* begin *
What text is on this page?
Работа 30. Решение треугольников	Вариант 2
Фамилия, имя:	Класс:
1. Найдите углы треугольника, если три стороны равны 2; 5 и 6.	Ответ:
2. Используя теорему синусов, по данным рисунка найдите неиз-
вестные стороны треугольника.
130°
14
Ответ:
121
* end *
Copy the records above exactly.

**Exercise output**
What text is on this page?
Работа 30. Решение треугольников	Вариант 2
Фамилия, имя:	Класс:
1. Найдите углы треугольника, если три стороны равны 2; 5 и 6.	Ответ:
2. Используя теорему синусов, по данным рисунка найдите неиз-
вестные стороны треугольника.
130°
14
Ответ:
121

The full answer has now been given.